> **Requirements**
Every entry must be copied word for word.

-- begin Entries shown --

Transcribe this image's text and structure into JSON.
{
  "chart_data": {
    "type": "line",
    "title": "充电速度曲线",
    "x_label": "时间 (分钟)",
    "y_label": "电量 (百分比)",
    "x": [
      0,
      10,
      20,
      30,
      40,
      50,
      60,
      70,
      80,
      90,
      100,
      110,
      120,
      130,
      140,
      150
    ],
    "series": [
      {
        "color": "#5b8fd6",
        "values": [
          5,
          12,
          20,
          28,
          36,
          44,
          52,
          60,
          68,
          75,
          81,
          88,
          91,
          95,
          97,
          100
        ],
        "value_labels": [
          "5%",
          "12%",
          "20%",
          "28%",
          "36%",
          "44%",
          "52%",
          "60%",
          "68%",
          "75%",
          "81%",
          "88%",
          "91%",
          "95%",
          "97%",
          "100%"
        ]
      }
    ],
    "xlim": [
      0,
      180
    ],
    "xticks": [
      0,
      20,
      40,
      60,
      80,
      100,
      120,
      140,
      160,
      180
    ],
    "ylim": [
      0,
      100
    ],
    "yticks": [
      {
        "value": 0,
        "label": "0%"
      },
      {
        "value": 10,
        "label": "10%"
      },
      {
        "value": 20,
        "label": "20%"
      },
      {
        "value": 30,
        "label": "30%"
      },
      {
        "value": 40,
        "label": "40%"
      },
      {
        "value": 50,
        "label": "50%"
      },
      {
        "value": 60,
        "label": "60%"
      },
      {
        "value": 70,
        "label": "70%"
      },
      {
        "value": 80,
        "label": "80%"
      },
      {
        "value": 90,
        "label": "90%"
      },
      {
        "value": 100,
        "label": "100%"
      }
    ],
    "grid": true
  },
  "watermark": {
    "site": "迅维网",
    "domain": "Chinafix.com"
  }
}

-- end Entries shown --

> **Task result**
Transcribe this image's text and structure into JSON.
{
  "chart_data": {
    "type": "line",
    "title": "充电速度曲线",
    "x_label": "时间 (分钟)",
    "y_label": "电量 (百分比)",
    "x": [
      0,
      10,
      20,
      30,
      40,
      50,
      60,
      70,
      80,
      90,
      100,
      110,
      120,
      130,
      140,
      150
    ],
    "series": [
      {
        "color": "#5b8fd6",
        "values": [
          5,
          12,
          20,
          28,
          36,
          44,
          52,
          60,
          68,
          75,
          81,
          88,
          91,
          95,
          97,
          100
        ],
        "value_labels": [
          "5%",
          "12%",
          "20%",
          "28%",
          "36%",
          "44%",
          "52%",
          "60%",
          "68%",
          "75%",
          "81%",
          "88%",
          "91%",
          "95%",
          "97%",
          "100%"
        ]
      }
    ],
    "xlim": [
      0,
      180
    ],
    "xticks": [
      0,
      20,
      40,
      60,
      80,
      100,
      120,
      140,
      160,
      180
    ],
    "ylim": [
      0,
      100
    ],
    "yticks": [
      {
        "value": 0,
        "label": "0%"
      },
      {
        "value": 10,
        "label": "10%"
      },
      {
        "value": 20,
        "label": "20%"
      },
      {
        "value": 30,
        "label": "30%"
      },
      {
        "value": 40,
        "label": "40%"
      },
      {
        "value": 50,
        "label": "50%"
      },
      {
        "value": 60,
        "label": "60%"
      },
      {
        "value": 70,
        "label": "70%"
      },
      {
        "value": 80,
        "label": "80%"
      },
      {
        "value": 90,
        "label": "90%"
      },
      {
        "value": 100,
        "label": "100%"
      }
    ],
    "grid": true
  },
  "watermark": {
    "site": "迅维网",
    "domain": "Chinafix.com"
  }
}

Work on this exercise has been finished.